[WRITTEN PROBLEM] Go through the records underneath and count the lines that include the string "your". Give nothing but the number.

[RECORDS FOR THIS TASK]
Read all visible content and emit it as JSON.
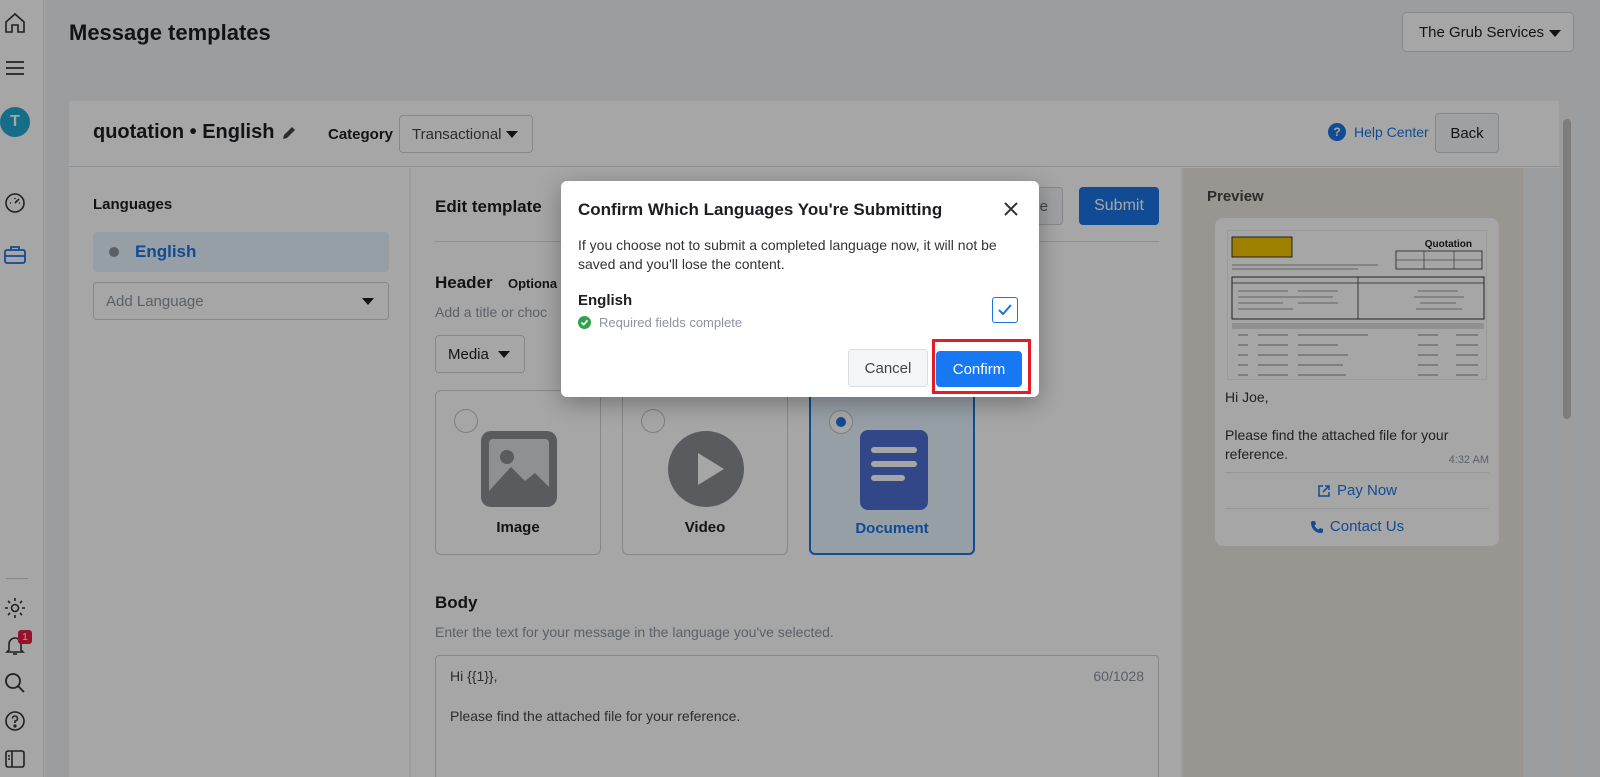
{
  "page": {
    "title": "Message templates"
  },
  "business": {
    "selected": "The Grub Services"
  },
  "template": {
    "name": "quotation • English",
    "category_label": "Category",
    "category_value": "Transactional"
  },
  "top_actions": {
    "help": "Help Center",
    "back": "Back"
  },
  "languages": {
    "title": "Languages",
    "items": [
      {
        "label": "English"
      }
    ],
    "add_placeholder": "Add Language"
  },
  "editor": {
    "title": "Edit template",
    "sample_label": "mple",
    "submit_label": "Submit",
    "header": {
      "title": "Header",
      "optional": "Optiona",
      "description": "Add a title or choc",
      "media_value": "Media",
      "options": [
        {
          "label": "Image",
          "icon": "image-icon",
          "selected": false
        },
        {
          "label": "Video",
          "icon": "video-play-icon",
          "selected": false
        },
        {
          "label": "Document",
          "icon": "document-icon",
          "selected": true
        }
      ]
    },
    "body": {
      "title": "Body",
      "description": "Enter the text for your message in the language you've selected.",
      "line1": "Hi {{1}},",
      "line2": "Please find the attached file for your reference.",
      "counter": "60/1028"
    }
  },
  "preview": {
    "title": "Preview",
    "doc_heading": "Quotation",
    "greeting": "Hi Joe,",
    "message": "Please find the attached file for your reference.",
    "time": "4:32 AM",
    "buttons": [
      {
        "label": "Pay Now",
        "icon": "external-link-icon"
      },
      {
        "label": "Contact Us",
        "icon": "phone-icon"
      }
    ]
  },
  "modal": {
    "title": "Confirm Which Languages You're Submitting",
    "description": "If you choose not to submit a completed language now, it will not be saved and you'll lose the content.",
    "language": "English",
    "status": "Required fields complete",
    "cancel": "Cancel",
    "confirm": "Confirm"
  },
  "notifications": {
    "count": "1"
  },
  "colors": {
    "accent": "#1b74e4",
    "success": "#31a24c",
    "highlight": "#e51c23",
    "avatar": "#23a8cf"
  },
  "avatar": {
    "initial": "T"
  }
}
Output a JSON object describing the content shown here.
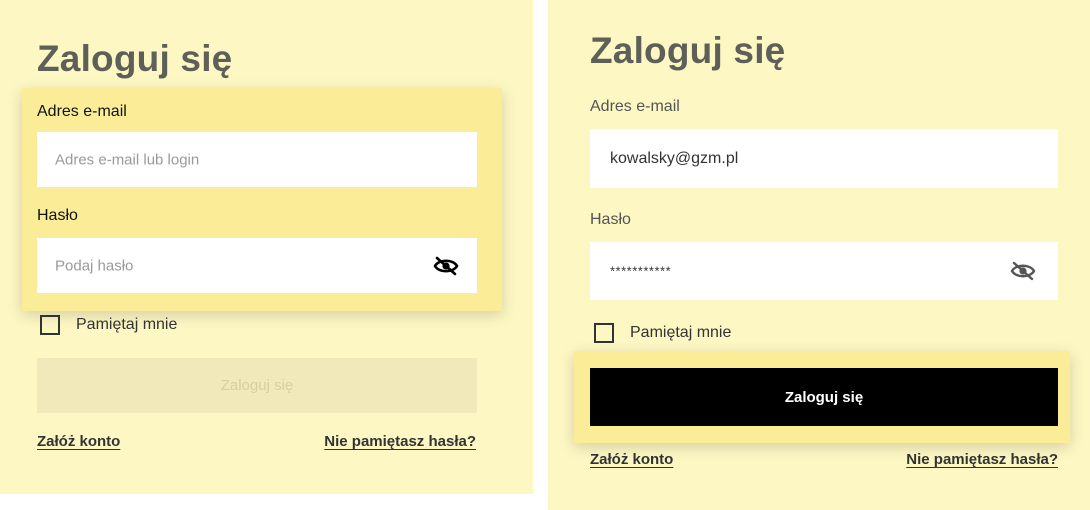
{
  "left_form": {
    "title": "Zaloguj się",
    "email": {
      "label": "Adres e-mail",
      "placeholder": "Adres e-mail lub login",
      "value": ""
    },
    "password": {
      "label": "Hasło",
      "placeholder": "Podaj hasło",
      "value": ""
    },
    "remember_label": "Pamiętaj mnie",
    "remember_checked": false,
    "submit_label": "Zaloguj się",
    "submit_enabled": false,
    "create_account_label": "Załóż konto",
    "forgot_password_label": "Nie pamiętasz hasła?"
  },
  "right_form": {
    "title": "Zaloguj się",
    "email": {
      "label": "Adres e-mail",
      "placeholder": "",
      "value": "kowalsky@gzm.pl"
    },
    "password": {
      "label": "Hasło",
      "placeholder": "",
      "value": "***********"
    },
    "remember_label": "Pamiętaj mnie",
    "remember_checked": false,
    "submit_label": "Zaloguj się",
    "submit_enabled": true,
    "create_account_label": "Załóż konto",
    "forgot_password_label": "Nie pamiętasz hasła?"
  },
  "icons": {
    "password_toggle": "eye-slash-icon"
  },
  "colors": {
    "panel_background": "#fdf7c3",
    "highlight": "#fbed98",
    "title": "#5f5f5a",
    "button_active": "#000000",
    "button_disabled": "#f1e9b9"
  }
}
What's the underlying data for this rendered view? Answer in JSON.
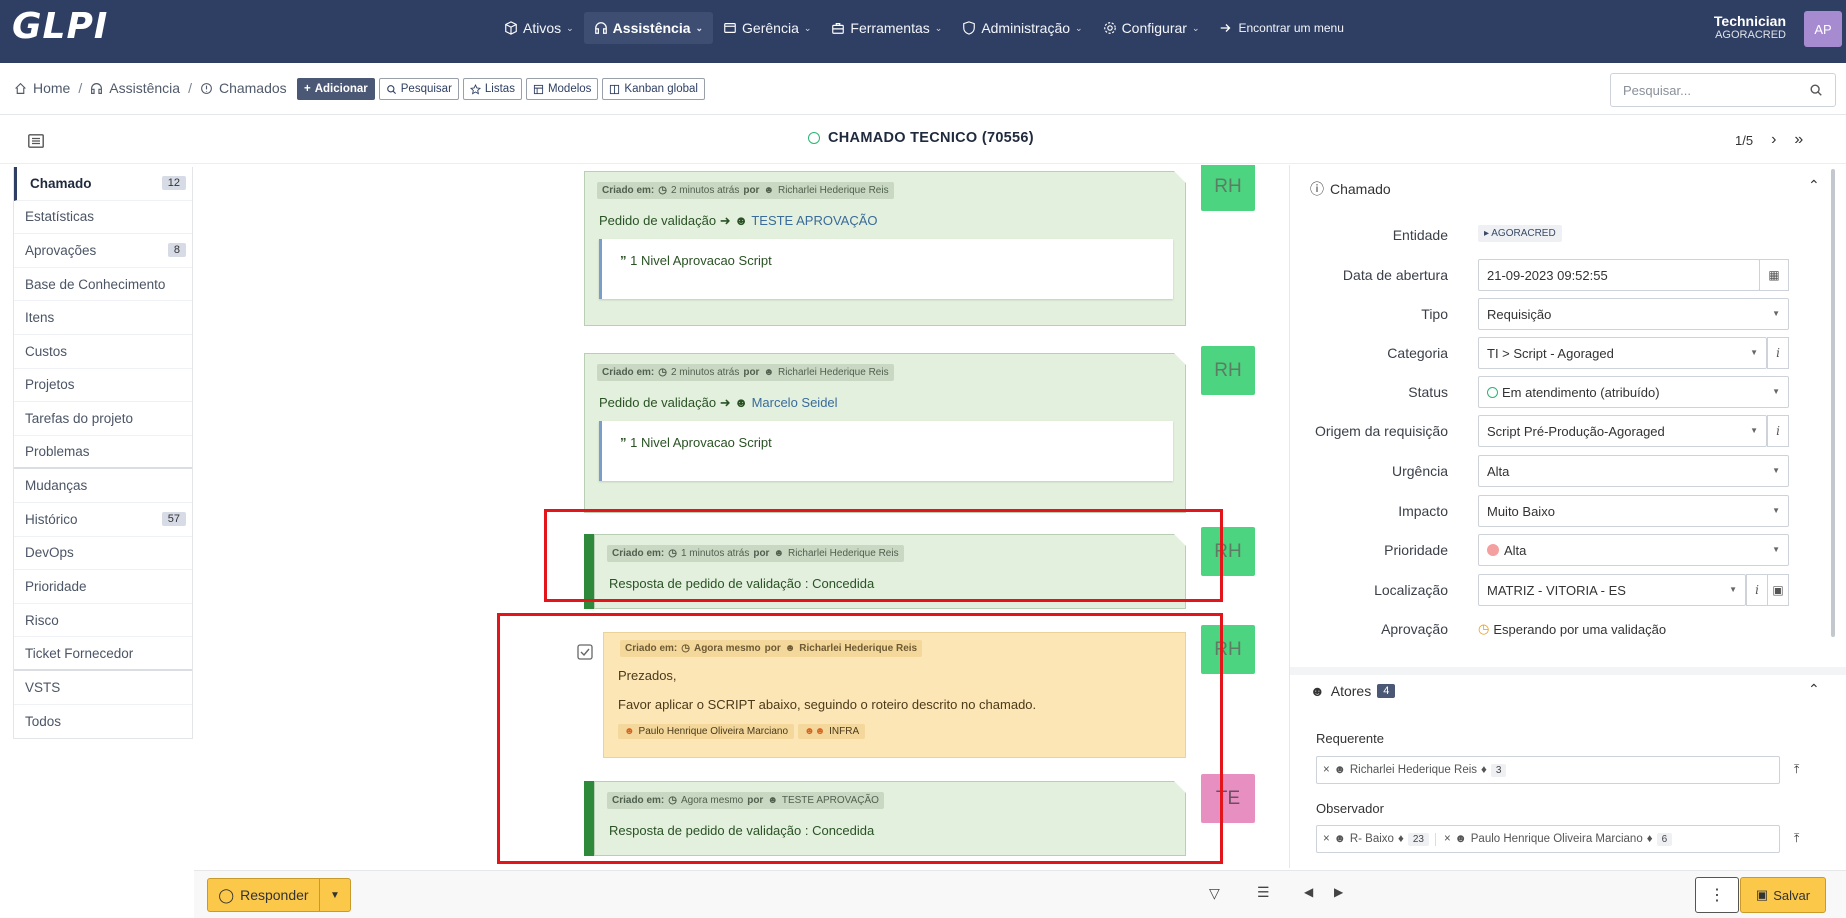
{
  "app": {
    "logo": "GLPI"
  },
  "nav": {
    "items": [
      {
        "label": "Ativos",
        "icon": "cube-icon"
      },
      {
        "label": "Assistência",
        "icon": "headset-icon",
        "active": true
      },
      {
        "label": "Gerência",
        "icon": "wallet-icon"
      },
      {
        "label": "Ferramentas",
        "icon": "briefcase-icon"
      },
      {
        "label": "Administração",
        "icon": "shield-icon"
      },
      {
        "label": "Configurar",
        "icon": "gear-icon"
      }
    ],
    "find_menu": "Encontrar um menu"
  },
  "user": {
    "name": "Technician",
    "entity": "AGORACRED",
    "initials": "AP"
  },
  "breadcrumb": {
    "home": "Home",
    "section": "Assistência",
    "page": "Chamados"
  },
  "toolbar": {
    "add": "Adicionar",
    "search": "Pesquisar",
    "lists": "Listas",
    "models": "Modelos",
    "kanban": "Kanban global",
    "search_placeholder": "Pesquisar..."
  },
  "ticket": {
    "title": "CHAMADO TECNICO (70556)",
    "pager": "1/5"
  },
  "tabs": [
    {
      "label": "Chamado",
      "count": "12",
      "active": true
    },
    {
      "label": "Estatísticas"
    },
    {
      "label": "Aprovações",
      "count": "8"
    },
    {
      "label": "Base de Conhecimento"
    },
    {
      "label": "Itens"
    },
    {
      "label": "Custos"
    },
    {
      "label": "Projetos"
    },
    {
      "label": "Tarefas do projeto"
    },
    {
      "label": "Problemas"
    },
    {
      "label": "Mudanças"
    },
    {
      "label": "Histórico",
      "count": "57"
    },
    {
      "label": "DevOps"
    },
    {
      "label": "Prioridade"
    },
    {
      "label": "Risco"
    },
    {
      "label": "Ticket Fornecedor"
    },
    {
      "label": "VSTS"
    },
    {
      "label": "Todos"
    }
  ],
  "timeline": {
    "created_label": "Criado em:",
    "by_label": "por",
    "items": [
      {
        "time": "2 minutos atrás",
        "author": "Richarlei Hederique Reis",
        "title": "Pedido de validação",
        "target": "TESTE APROVAÇÃO",
        "quote": "1 Nivel Aprovacao Script",
        "avatar": "RH"
      },
      {
        "time": "2 minutos atrás",
        "author": "Richarlei Hederique Reis",
        "title": "Pedido de validação",
        "target": "Marcelo Seidel",
        "quote": "1 Nivel Aprovacao Script",
        "avatar": "RH"
      },
      {
        "time": "1 minutos atrás",
        "author": "Richarlei Hederique Reis",
        "text": "Resposta de pedido de validação : Concedida",
        "avatar": "RH"
      },
      {
        "time": "Agora mesmo",
        "author": "Richarlei Hederique Reis",
        "line1": "Prezados,",
        "line2": "Favor aplicar o SCRIPT abaixo, seguindo o roteiro descrito no chamado.",
        "assignee": "Paulo Henrique Oliveira Marciano",
        "group": "INFRA",
        "avatar": "RH"
      },
      {
        "time": "Agora mesmo",
        "author": "TESTE APROVAÇÃO",
        "text": "Resposta de pedido de validação : Concedida",
        "avatar": "TE"
      }
    ]
  },
  "panel": {
    "section": "Chamado",
    "fields": {
      "entidade": {
        "label": "Entidade",
        "value": "AGORACRED"
      },
      "abertura": {
        "label": "Data de abertura",
        "value": "21-09-2023 09:52:55"
      },
      "tipo": {
        "label": "Tipo",
        "value": "Requisição"
      },
      "categoria": {
        "label": "Categoria",
        "value": "TI > Script - Agoraged"
      },
      "status": {
        "label": "Status",
        "value": "Em atendimento (atribuído)"
      },
      "origem": {
        "label": "Origem da requisição",
        "value": "Script Pré-Produção-Agoraged"
      },
      "urgencia": {
        "label": "Urgência",
        "value": "Alta"
      },
      "impacto": {
        "label": "Impacto",
        "value": "Muito Baixo"
      },
      "prioridade": {
        "label": "Prioridade",
        "value": "Alta"
      },
      "localizacao": {
        "label": "Localização",
        "value": "MATRIZ - VITORIA - ES"
      },
      "aprovacao": {
        "label": "Aprovação",
        "value": "Esperando por uma validação"
      }
    },
    "actors": {
      "title": "Atores",
      "count": "4",
      "requester_label": "Requerente",
      "requester": {
        "name": "Richarlei Hederique Reis",
        "count": "3"
      },
      "observer_label": "Observador",
      "observers": [
        {
          "name": "R- Baixo",
          "count": "23"
        },
        {
          "name": "Paulo Henrique Oliveira Marciano",
          "count": "6"
        }
      ]
    }
  },
  "footer": {
    "respond": "Responder",
    "save": "Salvar"
  },
  "colors": {
    "topbar": "#2f3f64",
    "validation_card": "#e2f0dd",
    "followup": "#fde6b6",
    "highlight": "#e4141b",
    "accent": "#fbc84a"
  }
}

[SOLUTION FOR THIS EXERCISE] 3